What the task requires: Filter the entries that follow, copying every line in which the word "Results" appears.

════════════════

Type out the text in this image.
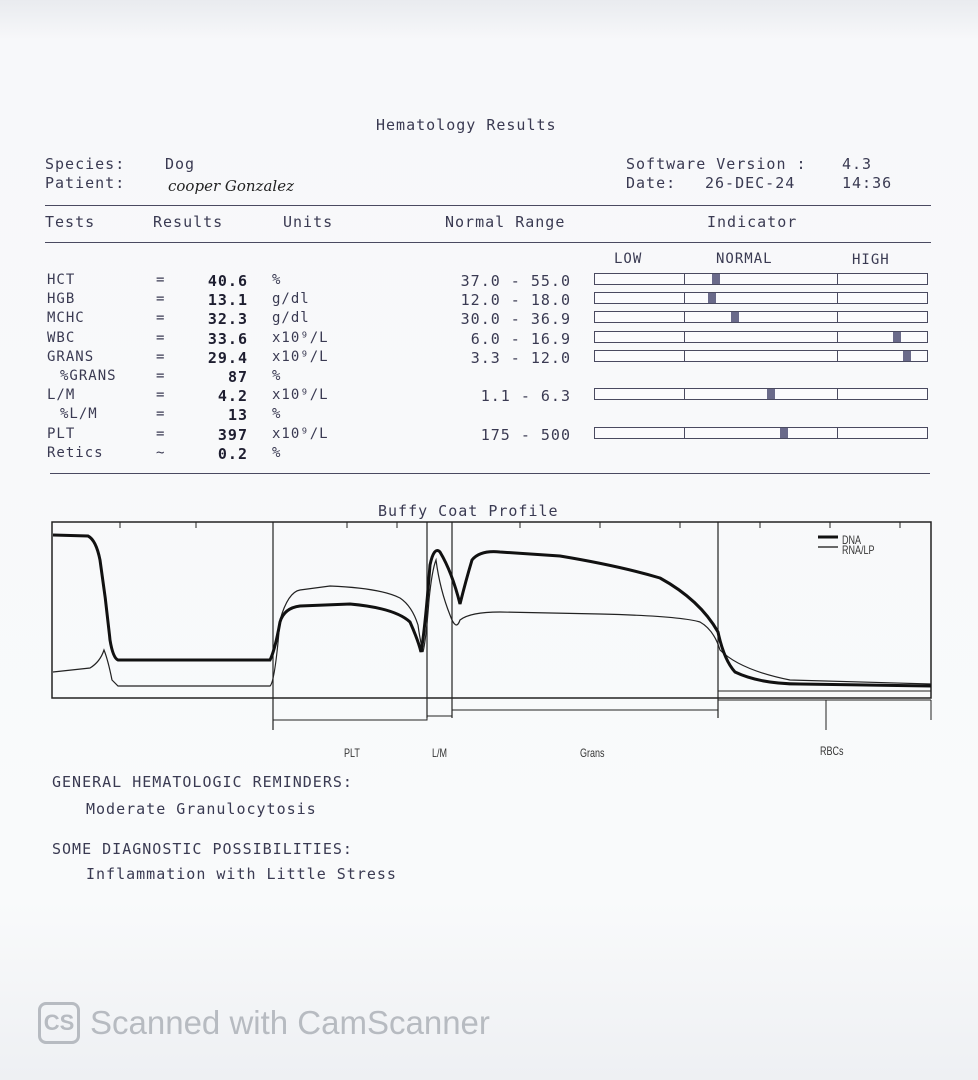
Hematology Results
Species:	Dog
Patient:	cooper Gonzalez
Software Version : 4.3
Date: 26-DEC-24	14:36
Tests	Results	Units	Normal Range	Indicator
LOW	NORMAL	HIGH
HCT	=	40.6 %	37.0 - 55.0
HGB	=	13.1 g/dl	12.0 - 18.0
MCHC	=	32.3 g/dl	30.0 - 36.9
WBC	=	33.6 x10⁹/L	6.0 - 16.9
GRANS	=	29.4 x10⁹/L	3.3 - 12.0
%GRANS	=	87 %
L/M	=	4.2 x10⁹/L	1.1 - 6.3
%L/M	=	13 %
PLT	=	397 x10⁹/L	175 - 500
Retics	~	0.2 %
Buffy Coat Profile
DNA
RNA/LP
PLT	L/M	Grans	RBCs
GENERAL HEMATOLOGIC REMINDERS:
Moderate Granulocytosis
SOME DIAGNOSTIC POSSIBILITIES:
Inflammation with Little Stress
CS Scanned with CamScanner
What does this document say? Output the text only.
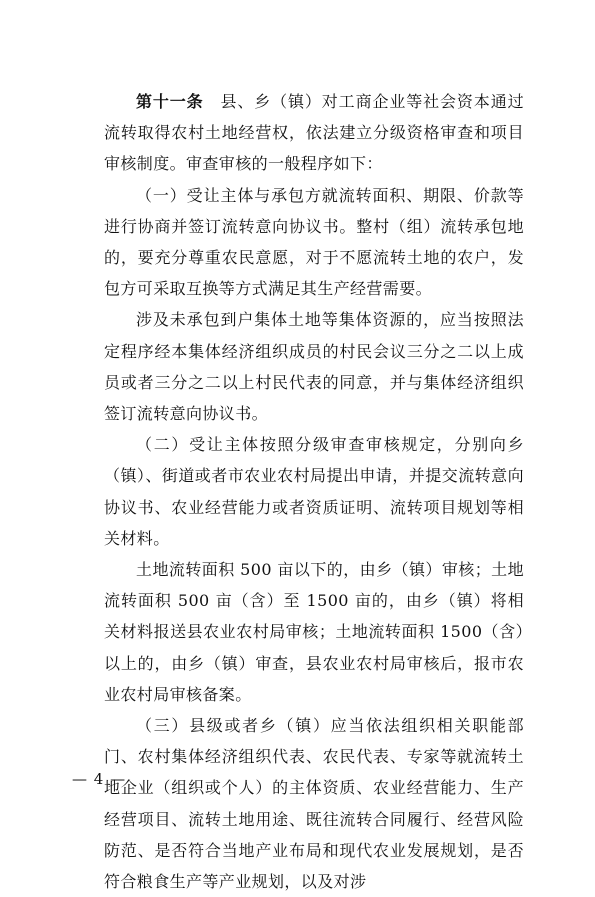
第十一条　 县、乡（镇）对工商企业等社会资本通过流转取得农村土地经营权，依法建立分级资格审查和项目审核制度。审查审核的一般程序如下：

（一）受让主体与承包方就流转面积、期限、价款等进行协商并签订流转意向协议书。整村（组）流转承包地的，要充分尊重农民意愿，对于不愿流转土地的农户，发包方可采取互换等方式满足其生产经营需要。

涉及未承包到户集体土地等集体资源的，应当按照法定程序经本集体经济组织成员的村民会议三分之二以上成员或者三分之二以上村民代表的同意，并与集体经济组织签订流转意向协议书。

（二）受让主体按照分级审查审核规定，分别向乡（镇）、街道或者市农业农村局提出申请，并提交流转意向协议书、农业经营能力或者资质证明、流转项目规划等相关材料。

土地流转面积 500 亩以下的，由乡（镇）审核；土地流转面积 500 亩（含）至 1500 亩的，由乡（镇）将相关材料报送县农业农村局审核；土地流转面积 1500（含）以上的，由乡（镇）审查，县农业农村局审核后，报市农业农村局审核备案。

（三）县级或者乡（镇）应当依法组织相关职能部门、农村集体经济组织代表、农民代表、专家等就流转土地企业（组织或个人）的主体资质、农业经营能力、生产经营项目、流转土地用途、既往流转合同履行、经营风险防范、是否符合当地产业布局和现代农业发展规划，是否符合粮食生产等产业规划，以及对涉

— 4 —
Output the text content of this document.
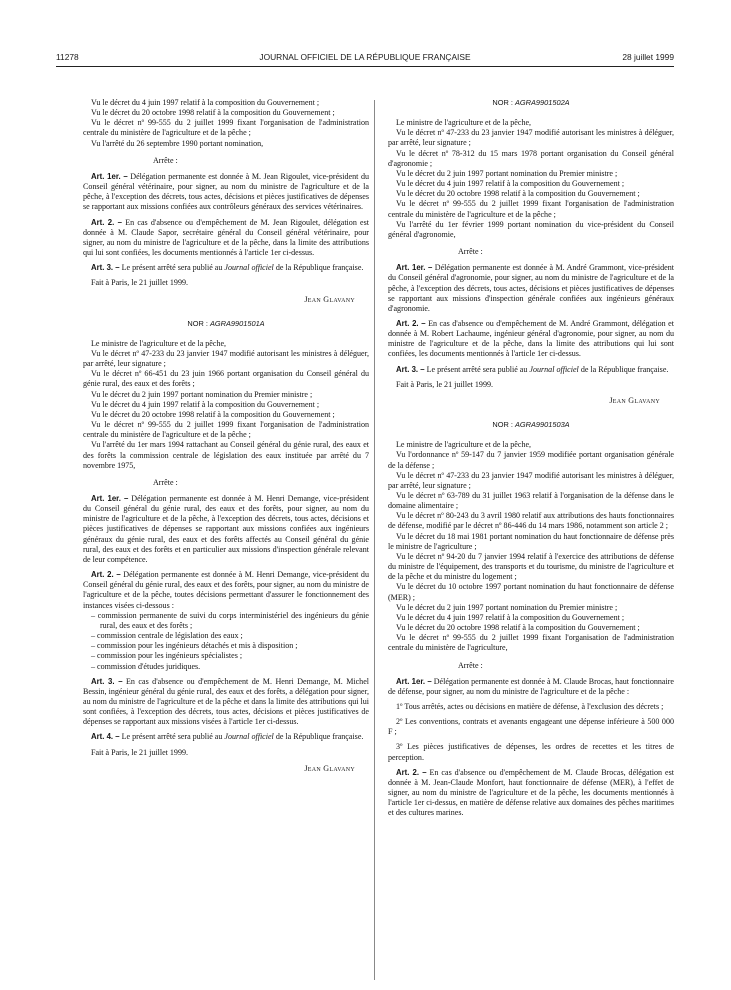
11278	JOURNAL OFFICIEL DE LA RÉPUBLIQUE FRANÇAISE	28 juillet 1999

Vu le décret du 4 juin 1997 relatif à la composition du Gouvernement ;

Vu le décret du 20 octobre 1998 relatif à la composition du Gouvernement ;

Vu le décret nº 99-555 du 2 juillet 1999 fixant l'organisation de l'administration centrale du ministère de l'agriculture et de la pêche ;

Vu l'arrêté du 26 septembre 1990 portant nomination,

Arrête :

Art. 1er. – Délégation permanente est donnée à M. Jean Rigoulet, vice-président du Conseil général vétérinaire, pour signer, au nom du ministre de l'agriculture et de la pêche, à l'exception des décrets, tous actes, décisions et pièces justificatives de dépenses se rapportant aux missions confiées aux contrôleurs généraux des services vétérinaires.

Art. 2. – En cas d'absence ou d'empêchement de M. Jean Rigoulet, délégation est donnée à M. Claude Sapor, secrétaire général du Conseil général vétérinaire, pour signer, au nom du ministre de l'agriculture et de la pêche, dans la limite des attributions qui lui sont confiées, les documents mentionnés à l'article 1er ci-dessus.

Art. 3. – Le présent arrêté sera publié au Journal officiel de la République française.

Fait à Paris, le 21 juillet 1999.

Jean Glavany

NOR : AGRA9901501A

Le ministre de l'agriculture et de la pêche,

Vu le décret nº 47-233 du 23 janvier 1947 modifié autorisant les ministres à déléguer, par arrêté, leur signature ;

Vu le décret nº 66-451 du 23 juin 1966 portant organisation du Conseil général du génie rural, des eaux et des forêts ;

Vu le décret du 2 juin 1997 portant nomination du Premier ministre ;

Vu le décret du 4 juin 1997 relatif à la composition du Gouvernement ;

Vu le décret du 20 octobre 1998 relatif à la composition du Gouvernement ;

Vu le décret nº 99-555 du 2 juillet 1999 fixant l'organisation de l'administration centrale du ministère de l'agriculture et de la pêche ;

Vu l'arrêté du 1er mars 1994 rattachant au Conseil général du génie rural, des eaux et des forêts la commission centrale de législation des eaux instituée par arrêté du 7 novembre 1975,

Arrête :

Art. 1er. – Délégation permanente est donnée à M. Henri Demange, vice-président du Conseil général du génie rural, des eaux et des forêts, pour signer, au nom du ministre de l'agriculture et de la pêche, à l'exception des décrets, tous actes, décisions et pièces justificatives de dépenses se rapportant aux missions confiées aux ingénieurs généraux du génie rural, des eaux et des forêts affectés au Conseil général du génie rural, des eaux et des forêts et en particulier aux missions d'inspection générale relevant de leur compétence.

Art. 2. – Délégation permanente est donnée à M. Henri Demange, vice-président du Conseil général du génie rural, des eaux et des forêts, pour signer, au nom du ministre de l'agriculture et de la pêche, toutes décisions permettant d'assurer le fonctionnement des instances visées ci-dessous :

– commission permanente de suivi du corps interministériel des ingénieurs du génie rural, des eaux et des forêts ;
– commission centrale de législation des eaux ;
– commission pour les ingénieurs détachés et mis à disposition ;
– commission pour les ingénieurs spécialistes ;
– commission d'études juridiques.

Art. 3. – En cas d'absence ou d'empêchement de M. Henri Demange, M. Michel Bessin, ingénieur général du génie rural, des eaux et des forêts, a délégation pour signer, au nom du ministre de l'agriculture et de la pêche et dans la limite des attributions qui lui sont confiées, à l'exception des décrets, tous actes, décisions et pièces justificatives de dépenses se rapportant aux missions visées à l'article 1er ci-dessus.

Art. 4. – Le présent arrêté sera publié au Journal officiel de la République française.

Fait à Paris, le 21 juillet 1999.

Jean Glavany

NOR : AGRA9901502A

Le ministre de l'agriculture et de la pêche,

Vu le décret nº 47-233 du 23 janvier 1947 modifié autorisant les ministres à déléguer, par arrêté, leur signature ;

Vu le décret nº 78-312 du 15 mars 1978 portant organisation du Conseil général d'agronomie ;

Vu le décret du 2 juin 1997 portant nomination du Premier ministre ;

Vu le décret du 4 juin 1997 relatif à la composition du Gouvernement ;

Vu le décret du 20 octobre 1998 relatif à la composition du Gouvernement ;

Vu le décret nº 99-555 du 2 juillet 1999 fixant l'organisation de l'administration centrale du ministère de l'agriculture et de la pêche ;

Vu l'arrêté du 1er février 1999 portant nomination du vice-président du Conseil général d'agronomie,

Arrête :

Art. 1er. – Délégation permanente est donnée à M. André Grammont, vice-président du Conseil général d'agronomie, pour signer, au nom du ministre de l'agriculture et de la pêche, à l'exception des décrets, tous actes, décisions et pièces justificatives de dépenses se rapportant aux missions d'inspection générale confiées aux ingénieurs généraux d'agronomie.

Art. 2. – En cas d'absence ou d'empêchement de M. André Grammont, délégation et donnée à M. Robert Lachaume, ingénieur général d'agronomie, pour signer, au nom du ministre de l'agriculture et de la pêche, dans la limite des attributions qui lui sont confiées, les documents mentionnés à l'article 1er ci-dessus.

Art. 3. – Le présent arrêté sera publié au Journal officiel de la République française.

Fait à Paris, le 21 juillet 1999.

Jean Glavany

NOR : AGRA9901503A

Le ministre de l'agriculture et de la pêche,

Vu l'ordonnance nº 59-147 du 7 janvier 1959 modifiée portant organisation générale de la défense ;

Vu le décret nº 47-233 du 23 janvier 1947 modifié autorisant les ministres à déléguer, par arrêté, leur signature ;

Vu le décret nº 63-789 du 31 juillet 1963 relatif à l'organisation de la défense dans le domaine alimentaire ;

Vu le décret nº 80-243 du 3 avril 1980 relatif aux attributions des hauts fonctionnaires de défense, modifié par le décret nº 86-446 du 14 mars 1986, notamment son article 2 ;

Vu le décret du 18 mai 1981 portant nomination du haut fonctionnaire de défense près le ministre de l'agriculture ;

Vu le décret nº 94-20 du 7 janvier 1994 relatif à l'exercice des attributions de défense du ministre de l'équipement, des transports et du tourisme, du ministre de l'agriculture et de la pêche et du ministre du logement ;

Vu le décret du 10 octobre 1997 portant nomination du haut fonctionnaire de défense (MER) ;

Vu le décret du 2 juin 1997 portant nomination du Premier ministre ;

Vu le décret du 4 juin 1997 relatif à la composition du Gouvernement ;

Vu le décret du 20 octobre 1998 relatif à la composition du Gouvernement ;

Vu le décret nº 99-555 du 2 juillet 1999 fixant l'organisation de l'administration centrale du ministère de l'agriculture,

Arrête :

Art. 1er. – Délégation permanente est donnée à M. Claude Brocas, haut fonctionnaire de défense, pour signer, au nom du ministre de l'agriculture et de la pêche :

1º Tous arrêtés, actes ou décisions en matière de défense, à l'exclusion des décrets ;

2º Les conventions, contrats et avenants engageant une dépense inférieure à 500 000 F ;

3º Les pièces justificatives de dépenses, les ordres de recettes et les titres de perception.

Art. 2. – En cas d'absence ou d'empêchement de M. Claude Brocas, délégation est donnée à M. Jean-Claude Monfort, haut fonctionnaire de défense (MER), à l'effet de signer, au nom du ministre de l'agriculture et de la pêche, les documents mentionnés à l'article 1er ci-dessus, en matière de défense relative aux domaines des pêches maritimes et des cultures marines.
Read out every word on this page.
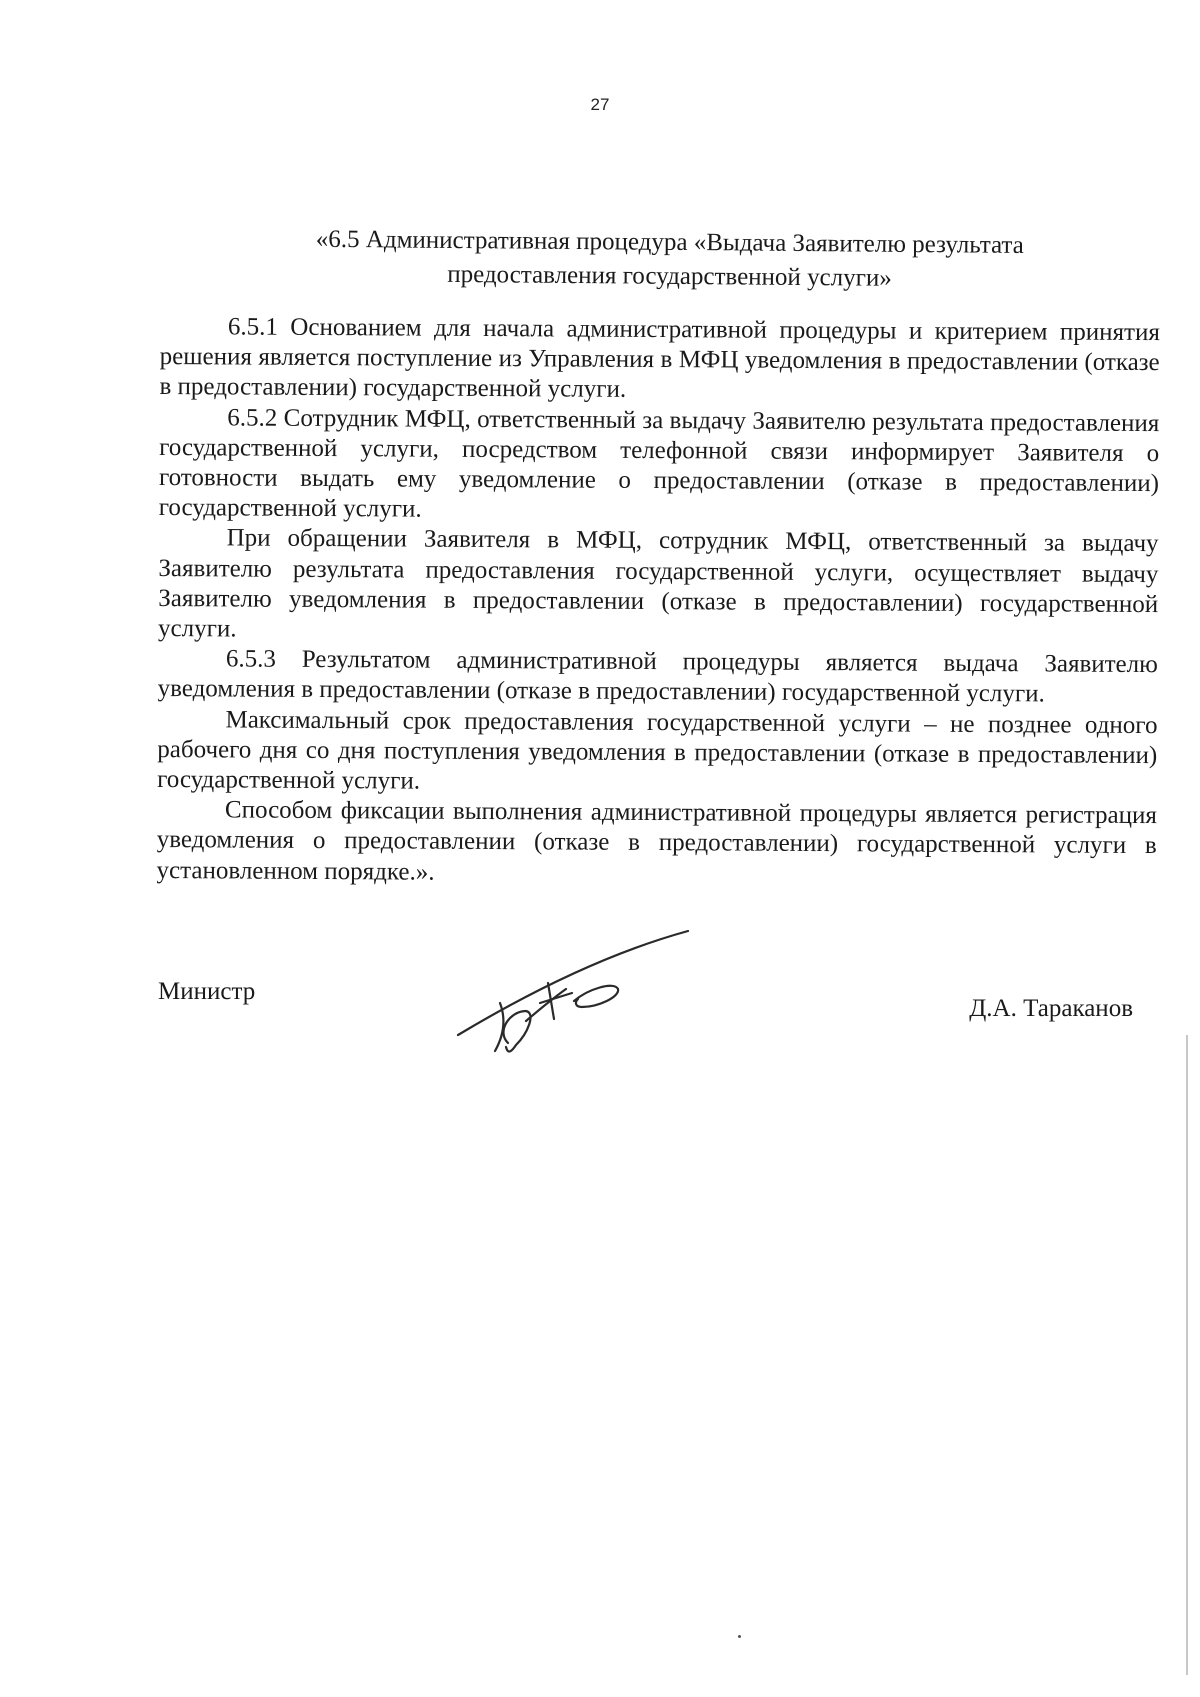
27
«6.5 Административная процедура «Выдача Заявителю результата
предоставления государственной услуги»

6.5.1 Основанием для начала административной процедуры и критерием принятия решения является поступление из Управления в МФЦ уведомления в предоставлении (отказе в предоставлении) государственной услуги.

6.5.2 Сотрудник МФЦ, ответственный за выдачу Заявителю результата предоставления государственной услуги, посредством телефонной связи информирует Заявителя о готовности выдать ему уведомление о предоставлении (отказе в предоставлении) государственной услуги.

При обращении Заявителя в МФЦ, сотрудник МФЦ, ответственный за выдачу Заявителю результата предоставления государственной услуги, осуществляет выдачу Заявителю уведомления в предоставлении (отказе в предоставлении) государственной услуги.

6.5.3 Результатом административной процедуры является выдача Заявителю уведомления в предоставлении (отказе в предоставлении) государственной услуги.

Максимальный срок предоставления государственной услуги – не позднее одного рабочего дня со дня поступления уведомления в предоставлении (отказе в предоставлении) государственной услуги.

Способом фиксации выполнения административной процедуры является регистрация уведомления о предоставлении (отказе в предоставлении) государственной услуги в установленном порядке.».

Министр
Д.А. Тараканов
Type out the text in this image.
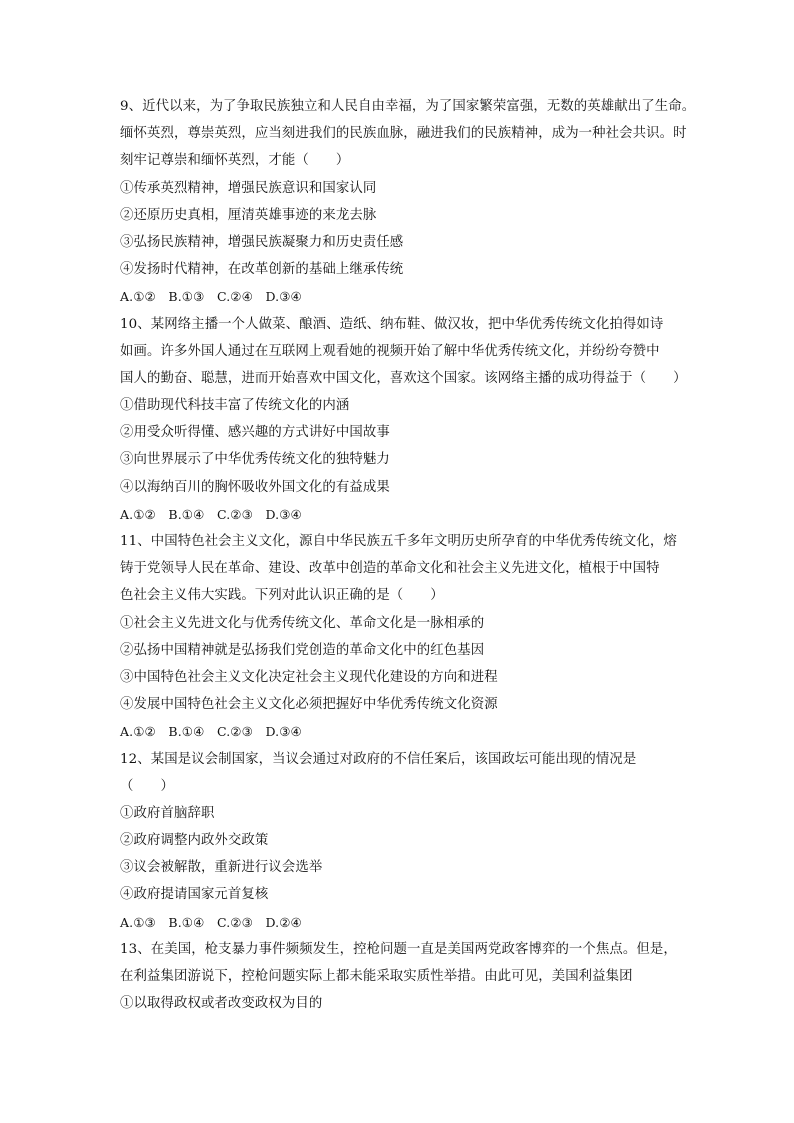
9、近代以来，为了争取民族独立和人民自由幸福，为了国家繁荣富强，无数的英雄献出了生命。
缅怀英烈，尊崇英烈，应当刻进我们的民族血脉，融进我们的民族精神，成为一种社会共识。时
刻牢记尊崇和缅怀英烈，才能（　　）
①传承英烈精神，增强民族意识和国家认同
②还原历史真相，厘清英雄事迹的来龙去脉
③弘扬民族精神，增强民族凝聚力和历史责任感
④发扬时代精神，在改革创新的基础上继承传统
A.①②　B.①③　C.②④　D.③④
10、某网络主播一个人做菜、酿酒、造纸、纳布鞋、做汉妆，把中华优秀传统文化拍得如诗
如画。许多外国人通过在互联网上观看她的视频开始了解中华优秀传统文化，并纷纷夸赞中
国人的勤奋、聪慧，进而开始喜欢中国文化，喜欢这个国家。该网络主播的成功得益于（　　）
①借助现代科技丰富了传统文化的内涵
②用受众听得懂、感兴趣的方式讲好中国故事
③向世界展示了中华优秀传统文化的独特魅力
④以海纳百川的胸怀吸收外国文化的有益成果
A.①②　B.①④　C.②③　D.③④
11、中国特色社会主义文化，源自中华民族五千多年文明历史所孕育的中华优秀传统文化，熔
铸于党领导人民在革命、建设、改革中创造的革命文化和社会主义先进文化，植根于中国特
色社会主义伟大实践。下列对此认识正确的是（　　）
①社会主义先进文化与优秀传统文化、革命文化是一脉相承的
②弘扬中国精神就是弘扬我们党创造的革命文化中的红色基因
③中国特色社会主义文化决定社会主义现代化建设的方向和进程
④发展中国特色社会主义文化必须把握好中华优秀传统文化资源
A.①②　B.①④　C.②③　D.③④
12、某国是议会制国家，当议会通过对政府的不信任案后，该国政坛可能出现的情况是
（　　）
①政府首脑辞职
②政府调整内政外交政策
③议会被解散，重新进行议会选举
④政府提请国家元首复核
A.①③　B.①④　C.②③　D.②④
13、在美国，枪支暴力事件频频发生，控枪问题一直是美国两党政客博弈的一个焦点。但是，
在利益集团游说下，控枪问题实际上都未能采取实质性举措。由此可见，美国利益集团
①以取得政权或者改变政权为目的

════════════════

Answer for this exercise:
Hematology Results
Tests	Results	Units	Normal Range	Indicator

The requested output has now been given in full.